§ THE PROBLEM: Can you print every record below exactly as written?

§ RECORDS FOR THIS EXERCISE:
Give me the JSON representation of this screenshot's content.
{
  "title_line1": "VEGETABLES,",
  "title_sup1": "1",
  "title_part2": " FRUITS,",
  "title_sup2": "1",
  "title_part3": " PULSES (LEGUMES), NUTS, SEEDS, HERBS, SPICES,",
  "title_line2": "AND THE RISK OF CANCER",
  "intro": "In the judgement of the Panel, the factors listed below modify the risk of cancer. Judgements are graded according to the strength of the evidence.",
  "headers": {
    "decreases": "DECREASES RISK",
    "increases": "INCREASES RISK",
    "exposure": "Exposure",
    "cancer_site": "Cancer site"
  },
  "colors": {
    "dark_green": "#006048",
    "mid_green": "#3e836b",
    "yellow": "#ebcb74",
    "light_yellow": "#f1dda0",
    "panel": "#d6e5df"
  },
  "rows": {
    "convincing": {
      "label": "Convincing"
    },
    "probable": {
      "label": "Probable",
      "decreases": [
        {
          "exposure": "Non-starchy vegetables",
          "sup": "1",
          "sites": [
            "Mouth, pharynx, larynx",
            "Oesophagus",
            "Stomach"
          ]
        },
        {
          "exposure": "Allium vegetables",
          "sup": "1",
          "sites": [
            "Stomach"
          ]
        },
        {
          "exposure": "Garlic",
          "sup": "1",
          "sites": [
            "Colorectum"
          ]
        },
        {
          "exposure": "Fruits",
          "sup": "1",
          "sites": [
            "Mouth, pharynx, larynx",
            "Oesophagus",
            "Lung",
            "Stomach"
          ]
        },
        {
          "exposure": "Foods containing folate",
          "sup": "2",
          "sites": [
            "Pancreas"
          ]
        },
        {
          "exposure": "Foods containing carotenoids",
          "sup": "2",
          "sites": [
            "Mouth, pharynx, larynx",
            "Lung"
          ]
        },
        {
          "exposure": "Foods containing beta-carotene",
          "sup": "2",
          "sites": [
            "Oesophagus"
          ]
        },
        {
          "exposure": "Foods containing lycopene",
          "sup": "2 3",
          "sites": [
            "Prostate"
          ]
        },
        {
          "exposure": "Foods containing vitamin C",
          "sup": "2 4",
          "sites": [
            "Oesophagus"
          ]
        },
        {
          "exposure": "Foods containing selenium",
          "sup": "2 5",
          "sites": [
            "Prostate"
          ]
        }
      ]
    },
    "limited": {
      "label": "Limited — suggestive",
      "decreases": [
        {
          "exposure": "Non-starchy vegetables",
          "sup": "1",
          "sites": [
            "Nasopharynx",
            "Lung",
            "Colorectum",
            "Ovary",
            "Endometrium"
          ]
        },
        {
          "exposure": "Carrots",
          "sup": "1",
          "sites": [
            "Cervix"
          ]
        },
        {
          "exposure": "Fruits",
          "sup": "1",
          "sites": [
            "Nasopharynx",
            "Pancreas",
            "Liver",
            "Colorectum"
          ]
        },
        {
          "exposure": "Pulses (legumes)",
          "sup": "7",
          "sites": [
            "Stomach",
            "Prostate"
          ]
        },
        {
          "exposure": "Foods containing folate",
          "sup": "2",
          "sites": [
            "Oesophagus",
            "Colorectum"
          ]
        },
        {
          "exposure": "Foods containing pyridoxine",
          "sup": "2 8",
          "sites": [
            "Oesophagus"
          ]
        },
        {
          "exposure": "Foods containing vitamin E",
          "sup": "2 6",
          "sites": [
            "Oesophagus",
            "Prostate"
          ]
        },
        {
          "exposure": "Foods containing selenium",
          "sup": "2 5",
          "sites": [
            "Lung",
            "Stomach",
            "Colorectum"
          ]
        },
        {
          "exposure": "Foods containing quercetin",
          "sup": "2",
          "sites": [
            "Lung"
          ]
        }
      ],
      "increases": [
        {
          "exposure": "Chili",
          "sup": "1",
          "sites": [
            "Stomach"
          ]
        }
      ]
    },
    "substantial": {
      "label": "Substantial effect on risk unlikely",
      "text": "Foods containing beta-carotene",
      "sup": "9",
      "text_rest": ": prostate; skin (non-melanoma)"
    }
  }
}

§ FINISHED EXERCISE:
Give me the JSON representation of this screenshot's content.
{
  "title_line1": "VEGETABLES,",
  "title_sup1": "1",
  "title_part2": " FRUITS,",
  "title_sup2": "1",
  "title_part3": " PULSES (LEGUMES), NUTS, SEEDS, HERBS, SPICES,",
  "title_line2": "AND THE RISK OF CANCER",
  "intro": "In the judgement of the Panel, the factors listed below modify the risk of cancer. Judgements are graded according to the strength of the evidence.",
  "headers": {
    "decreases": "DECREASES RISK",
    "increases": "INCREASES RISK",
    "exposure": "Exposure",
    "cancer_site": "Cancer site"
  },
  "colors": {
    "dark_green": "#006048",
    "mid_green": "#3e836b",
    "yellow": "#ebcb74",
    "light_yellow": "#f1dda0",
    "panel": "#d6e5df"
  },
  "rows": {
    "convincing": {
      "label": "Convincing"
    },
    "probable": {
      "label": "Probable",
      "decreases": [
        {
          "exposure": "Non-starchy vegetables",
          "sup": "1",
          "sites": [
            "Mouth, pharynx, larynx",
            "Oesophagus",
            "Stomach"
          ]
        },
        {
          "exposure": "Allium vegetables",
          "sup": "1",
          "sites": [
            "Stomach"
          ]
        },
        {
          "exposure": "Garlic",
          "sup": "1",
          "sites": [
            "Colorectum"
          ]
        },
        {
          "exposure": "Fruits",
          "sup": "1",
          "sites": [
            "Mouth, pharynx, larynx",
            "Oesophagus",
            "Lung",
            "Stomach"
          ]
        },
        {
          "exposure": "Foods containing folate",
          "sup": "2",
          "sites": [
            "Pancreas"
          ]
        },
        {
          "exposure": "Foods containing carotenoids",
          "sup": "2",
          "sites": [
            "Mouth, pharynx, larynx",
            "Lung"
          ]
        },
        {
          "exposure": "Foods containing beta-carotene",
          "sup": "2",
          "sites": [
            "Oesophagus"
          ]
        },
        {
          "exposure": "Foods containing lycopene",
          "sup": "2 3",
          "sites": [
            "Prostate"
          ]
        },
        {
          "exposure": "Foods containing vitamin C",
          "sup": "2 4",
          "sites": [
            "Oesophagus"
          ]
        },
        {
          "exposure": "Foods containing selenium",
          "sup": "2 5",
          "sites": [
            "Prostate"
          ]
        }
      ]
    },
    "limited": {
      "label": "Limited — suggestive",
      "decreases": [
        {
          "exposure": "Non-starchy vegetables",
          "sup": "1",
          "sites": [
            "Nasopharynx",
            "Lung",
            "Colorectum",
            "Ovary",
            "Endometrium"
          ]
        },
        {
          "exposure": "Carrots",
          "sup": "1",
          "sites": [
            "Cervix"
          ]
        },
        {
          "exposure": "Fruits",
          "sup": "1",
          "sites": [
            "Nasopharynx",
            "Pancreas",
            "Liver",
            "Colorectum"
          ]
        },
        {
          "exposure": "Pulses (legumes)",
          "sup": "7",
          "sites": [
            "Stomach",
            "Prostate"
          ]
        },
        {
          "exposure": "Foods containing folate",
          "sup": "2",
          "sites": [
            "Oesophagus",
            "Colorectum"
          ]
        },
        {
          "exposure": "Foods containing pyridoxine",
          "sup": "2 8",
          "sites": [
            "Oesophagus"
          ]
        },
        {
          "exposure": "Foods containing vitamin E",
          "sup": "2 6",
          "sites": [
            "Oesophagus",
            "Prostate"
          ]
        },
        {
          "exposure": "Foods containing selenium",
          "sup": "2 5",
          "sites": [
            "Lung",
            "Stomach",
            "Colorectum"
          ]
        },
        {
          "exposure": "Foods containing quercetin",
          "sup": "2",
          "sites": [
            "Lung"
          ]
        }
      ],
      "increases": [
        {
          "exposure": "Chili",
          "sup": "1",
          "sites": [
            "Stomach"
          ]
        }
      ]
    },
    "substantial": {
      "label": "Substantial effect on risk unlikely",
      "text": "Foods containing beta-carotene",
      "sup": "9",
      "text_rest": ": prostate; skin (non-melanoma)"
    }
  }
}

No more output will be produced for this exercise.